What is needed: Produce an exact copy of all the records.

Information given:

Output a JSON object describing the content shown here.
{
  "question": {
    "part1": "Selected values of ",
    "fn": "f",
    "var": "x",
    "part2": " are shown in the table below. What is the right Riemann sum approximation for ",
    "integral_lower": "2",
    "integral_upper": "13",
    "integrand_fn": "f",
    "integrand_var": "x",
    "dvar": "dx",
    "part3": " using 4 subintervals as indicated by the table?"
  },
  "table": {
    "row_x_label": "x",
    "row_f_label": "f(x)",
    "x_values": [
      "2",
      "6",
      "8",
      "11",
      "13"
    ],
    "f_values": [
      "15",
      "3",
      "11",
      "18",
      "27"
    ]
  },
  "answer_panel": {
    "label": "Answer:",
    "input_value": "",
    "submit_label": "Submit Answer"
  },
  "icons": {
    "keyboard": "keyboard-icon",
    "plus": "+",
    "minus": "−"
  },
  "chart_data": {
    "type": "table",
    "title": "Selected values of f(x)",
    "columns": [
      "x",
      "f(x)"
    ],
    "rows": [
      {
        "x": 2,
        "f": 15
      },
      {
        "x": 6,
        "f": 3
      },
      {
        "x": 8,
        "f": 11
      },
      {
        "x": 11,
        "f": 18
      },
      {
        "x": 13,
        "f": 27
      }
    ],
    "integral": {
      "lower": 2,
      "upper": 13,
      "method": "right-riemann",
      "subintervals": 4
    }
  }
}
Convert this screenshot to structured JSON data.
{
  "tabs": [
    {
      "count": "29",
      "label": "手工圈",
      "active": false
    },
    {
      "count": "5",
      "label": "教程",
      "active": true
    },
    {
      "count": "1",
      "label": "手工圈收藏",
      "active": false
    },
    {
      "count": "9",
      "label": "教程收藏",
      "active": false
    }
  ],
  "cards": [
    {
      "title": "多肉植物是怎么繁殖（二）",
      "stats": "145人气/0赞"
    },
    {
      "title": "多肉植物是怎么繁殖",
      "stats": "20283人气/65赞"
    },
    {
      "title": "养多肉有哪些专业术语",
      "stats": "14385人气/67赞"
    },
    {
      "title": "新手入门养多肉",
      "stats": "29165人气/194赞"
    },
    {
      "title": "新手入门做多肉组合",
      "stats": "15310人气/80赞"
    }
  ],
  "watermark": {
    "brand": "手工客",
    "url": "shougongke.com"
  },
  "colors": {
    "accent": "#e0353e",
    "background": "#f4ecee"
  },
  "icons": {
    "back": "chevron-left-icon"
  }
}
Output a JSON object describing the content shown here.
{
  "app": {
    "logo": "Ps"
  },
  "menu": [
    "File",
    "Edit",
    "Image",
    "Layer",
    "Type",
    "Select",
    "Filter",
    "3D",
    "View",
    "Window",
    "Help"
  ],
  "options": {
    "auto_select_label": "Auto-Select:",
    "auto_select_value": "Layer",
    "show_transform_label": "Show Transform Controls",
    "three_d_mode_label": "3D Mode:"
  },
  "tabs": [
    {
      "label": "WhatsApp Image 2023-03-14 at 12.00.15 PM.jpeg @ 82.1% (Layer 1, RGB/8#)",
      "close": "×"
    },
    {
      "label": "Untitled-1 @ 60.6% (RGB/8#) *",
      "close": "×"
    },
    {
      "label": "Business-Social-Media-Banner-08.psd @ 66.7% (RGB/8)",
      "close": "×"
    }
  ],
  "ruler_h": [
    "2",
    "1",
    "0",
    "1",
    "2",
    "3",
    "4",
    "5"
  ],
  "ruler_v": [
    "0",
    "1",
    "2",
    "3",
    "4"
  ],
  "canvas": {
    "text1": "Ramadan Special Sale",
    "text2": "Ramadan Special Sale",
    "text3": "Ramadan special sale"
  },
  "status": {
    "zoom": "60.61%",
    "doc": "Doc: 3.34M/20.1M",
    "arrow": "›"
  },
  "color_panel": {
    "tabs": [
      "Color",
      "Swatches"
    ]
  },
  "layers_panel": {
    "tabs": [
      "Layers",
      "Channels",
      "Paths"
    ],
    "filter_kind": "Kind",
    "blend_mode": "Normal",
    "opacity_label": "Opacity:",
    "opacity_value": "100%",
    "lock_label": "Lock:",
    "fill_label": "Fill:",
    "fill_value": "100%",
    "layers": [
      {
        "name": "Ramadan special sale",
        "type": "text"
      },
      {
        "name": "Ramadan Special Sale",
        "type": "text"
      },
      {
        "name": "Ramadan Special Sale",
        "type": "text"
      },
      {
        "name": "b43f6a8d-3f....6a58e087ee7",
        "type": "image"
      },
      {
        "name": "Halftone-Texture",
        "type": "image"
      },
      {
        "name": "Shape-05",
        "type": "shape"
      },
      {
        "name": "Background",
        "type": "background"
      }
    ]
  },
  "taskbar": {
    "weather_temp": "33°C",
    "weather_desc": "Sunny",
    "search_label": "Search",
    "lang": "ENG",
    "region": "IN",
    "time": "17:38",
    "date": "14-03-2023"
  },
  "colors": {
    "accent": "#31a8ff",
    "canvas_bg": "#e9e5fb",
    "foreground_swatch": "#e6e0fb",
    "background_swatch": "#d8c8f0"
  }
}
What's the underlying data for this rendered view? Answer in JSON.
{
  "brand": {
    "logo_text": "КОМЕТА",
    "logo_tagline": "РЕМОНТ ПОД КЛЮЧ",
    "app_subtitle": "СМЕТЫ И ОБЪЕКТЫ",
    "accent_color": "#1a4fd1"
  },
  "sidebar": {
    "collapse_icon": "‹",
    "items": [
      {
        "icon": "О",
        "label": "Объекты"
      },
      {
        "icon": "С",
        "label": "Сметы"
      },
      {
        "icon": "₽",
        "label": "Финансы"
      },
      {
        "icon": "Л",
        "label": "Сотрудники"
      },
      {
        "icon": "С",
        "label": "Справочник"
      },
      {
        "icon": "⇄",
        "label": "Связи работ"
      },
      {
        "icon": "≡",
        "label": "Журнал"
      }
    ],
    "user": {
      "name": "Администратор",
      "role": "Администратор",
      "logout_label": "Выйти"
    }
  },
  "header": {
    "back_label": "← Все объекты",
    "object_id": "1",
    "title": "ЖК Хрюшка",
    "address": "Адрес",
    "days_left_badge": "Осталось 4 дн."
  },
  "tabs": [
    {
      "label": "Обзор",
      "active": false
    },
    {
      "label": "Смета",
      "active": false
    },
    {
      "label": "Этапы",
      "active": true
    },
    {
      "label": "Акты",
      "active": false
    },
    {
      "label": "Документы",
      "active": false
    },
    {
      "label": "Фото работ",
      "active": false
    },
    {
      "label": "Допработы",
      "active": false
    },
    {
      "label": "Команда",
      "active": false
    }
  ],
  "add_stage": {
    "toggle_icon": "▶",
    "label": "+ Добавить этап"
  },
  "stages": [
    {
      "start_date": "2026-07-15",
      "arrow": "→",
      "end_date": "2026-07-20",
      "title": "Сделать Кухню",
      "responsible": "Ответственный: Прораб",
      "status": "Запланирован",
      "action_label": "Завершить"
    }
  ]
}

Written solution:
Output a JSON object describing the content shown here.
{
  "question": {
    "part1": "Selected values of ",
    "fn": "f",
    "var": "x",
    "part2": " are shown in the table below. What is the right Riemann sum approximation for ",
    "integral_lower": "2",
    "integral_upper": "13",
    "integrand_fn": "f",
    "integrand_var": "x",
    "dvar": "dx",
    "part3": " using 4 subintervals as indicated by the table?"
  },
  "table": {
    "row_x_label": "x",
    "row_f_label": "f(x)",
    "x_values": [
      "2",
      "6",
      "8",
      "11",
      "13"
    ],
    "f_values": [
      "15",
      "3",
      "11",
      "18",
      "27"
    ]
  },
  "answer_panel": {
    "label": "Answer:",
    "input_value": "",
    "submit_label": "Submit Answer"
  },
  "icons": {
    "keyboard": "keyboard-icon",
    "plus": "+",
    "minus": "−"
  },
  "chart_data": {
    "type": "table",
    "title": "Selected values of f(x)",
    "columns": [
      "x",
      "f(x)"
    ],
    "rows": [
      {
        "x": 2,
        "f": 15
      },
      {
        "x": 6,
        "f": 3
      },
      {
        "x": 8,
        "f": 11
      },
      {
        "x": 11,
        "f": 18
      },
      {
        "x": 13,
        "f": 27
      }
    ],
    "integral": {
      "lower": 2,
      "upper": 13,
      "method": "right-riemann",
      "subintervals": 4
    }
  }
}
Convert this screenshot to structured JSON data.
{
  "tabs": [
    {
      "count": "29",
      "label": "手工圈",
      "active": false
    },
    {
      "count": "5",
      "label": "教程",
      "active": true
    },
    {
      "count": "1",
      "label": "手工圈收藏",
      "active": false
    },
    {
      "count": "9",
      "label": "教程收藏",
      "active": false
    }
  ],
  "cards": [
    {
      "title": "多肉植物是怎么繁殖（二）",
      "stats": "145人气/0赞"
    },
    {
      "title": "多肉植物是怎么繁殖",
      "stats": "20283人气/65赞"
    },
    {
      "title": "养多肉有哪些专业术语",
      "stats": "14385人气/67赞"
    },
    {
      "title": "新手入门养多肉",
      "stats": "29165人气/194赞"
    },
    {
      "title": "新手入门做多肉组合",
      "stats": "15310人气/80赞"
    }
  ],
  "watermark": {
    "brand": "手工客",
    "url": "shougongke.com"
  },
  "colors": {
    "accent": "#e0353e",
    "background": "#f4ecee"
  },
  "icons": {
    "back": "chevron-left-icon"
  }
}
Output a JSON object describing the content shown here.
{
  "app": {
    "logo": "Ps"
  },
  "menu": [
    "File",
    "Edit",
    "Image",
    "Layer",
    "Type",
    "Select",
    "Filter",
    "3D",
    "View",
    "Window",
    "Help"
  ],
  "options": {
    "auto_select_label": "Auto-Select:",
    "auto_select_value": "Layer",
    "show_transform_label": "Show Transform Controls",
    "three_d_mode_label": "3D Mode:"
  },
  "tabs": [
    {
      "label": "WhatsApp Image 2023-03-14 at 12.00.15 PM.jpeg @ 82.1% (Layer 1, RGB/8#)",
      "close": "×"
    },
    {
      "label": "Untitled-1 @ 60.6% (RGB/8#) *",
      "close": "×"
    },
    {
      "label": "Business-Social-Media-Banner-08.psd @ 66.7% (RGB/8)",
      "close": "×"
    }
  ],
  "ruler_h": [
    "2",
    "1",
    "0",
    "1",
    "2",
    "3",
    "4",
    "5"
  ],
  "ruler_v": [
    "0",
    "1",
    "2",
    "3",
    "4"
  ],
  "canvas": {
    "text1": "Ramadan Special Sale",
    "text2": "Ramadan Special Sale",
    "text3": "Ramadan special sale"
  },
  "status": {
    "zoom": "60.61%",
    "doc": "Doc: 3.34M/20.1M",
    "arrow": "›"
  },
  "color_panel": {
    "tabs": [
      "Color",
      "Swatches"
    ]
  },
  "layers_panel": {
    "tabs": [
      "Layers",
      "Channels",
      "Paths"
    ],
    "filter_kind": "Kind",
    "blend_mode": "Normal",
    "opacity_label": "Opacity:",
    "opacity_value": "100%",
    "lock_label": "Lock:",
    "fill_label": "Fill:",
    "fill_value": "100%",
    "layers": [
      {
        "name": "Ramadan special sale",
        "type": "text"
      },
      {
        "name": "Ramadan Special Sale",
        "type": "text"
      },
      {
        "name": "Ramadan Special Sale",
        "type": "text"
      },
      {
        "name": "b43f6a8d-3f....6a58e087ee7",
        "type": "image"
      },
      {
        "name": "Halftone-Texture",
        "type": "image"
      },
      {
        "name": "Shape-05",
        "type": "shape"
      },
      {
        "name": "Background",
        "type": "background"
      }
    ]
  },
  "taskbar": {
    "weather_temp": "33°C",
    "weather_desc": "Sunny",
    "search_label": "Search",
    "lang": "ENG",
    "region": "IN",
    "time": "17:38",
    "date": "14-03-2023"
  },
  "colors": {
    "accent": "#31a8ff",
    "canvas_bg": "#e9e5fb",
    "foreground_swatch": "#e6e0fb",
    "background_swatch": "#d8c8f0"
  }
}
What's the underlying data for this rendered view? Answer in JSON.
{
  "brand": {
    "logo_text": "КОМЕТА",
    "logo_tagline": "РЕМОНТ ПОД КЛЮЧ",
    "app_subtitle": "СМЕТЫ И ОБЪЕКТЫ",
    "accent_color": "#1a4fd1"
  },
  "sidebar": {
    "collapse_icon": "‹",
    "items": [
      {
        "icon": "О",
        "label": "Объекты"
      },
      {
        "icon": "С",
        "label": "Сметы"
      },
      {
        "icon": "₽",
        "label": "Финансы"
      },
      {
        "icon": "Л",
        "label": "Сотрудники"
      },
      {
        "icon": "С",
        "label": "Справочник"
      },
      {
        "icon": "⇄",
        "label": "Связи работ"
      },
      {
        "icon": "≡",
        "label": "Журнал"
      }
    ],
    "user": {
      "name": "Администратор",
      "role": "Администратор",
      "logout_label": "Выйти"
    }
  },
  "header": {
    "back_label": "← Все объекты",
    "object_id": "1",
    "title": "ЖК Хрюшка",
    "address": "Адрес",
    "days_left_badge": "Осталось 4 дн."
  },
  "tabs": [
    {
      "label": "Обзор",
      "active": false
    },
    {
      "label": "Смета",
      "active": false
    },
    {
      "label": "Этапы",
      "active": true
    },
    {
      "label": "Акты",
      "active": false
    },
    {
      "label": "Документы",
      "active": false
    },
    {
      "label": "Фото работ",
      "active": false
    },
    {
      "label": "Допработы",
      "active": false
    },
    {
      "label": "Команда",
      "active": false
    }
  ],
  "add_stage": {
    "toggle_icon": "▶",
    "label": "+ Добавить этап"
  },
  "stages": [
    {
      "start_date": "2026-07-15",
      "arrow": "→",
      "end_date": "2026-07-20",
      "title": "Сделать Кухню",
      "responsible": "Ответственный: Прораб",
      "status": "Запланирован",
      "action_label": "Завершить"
    }
  ]
}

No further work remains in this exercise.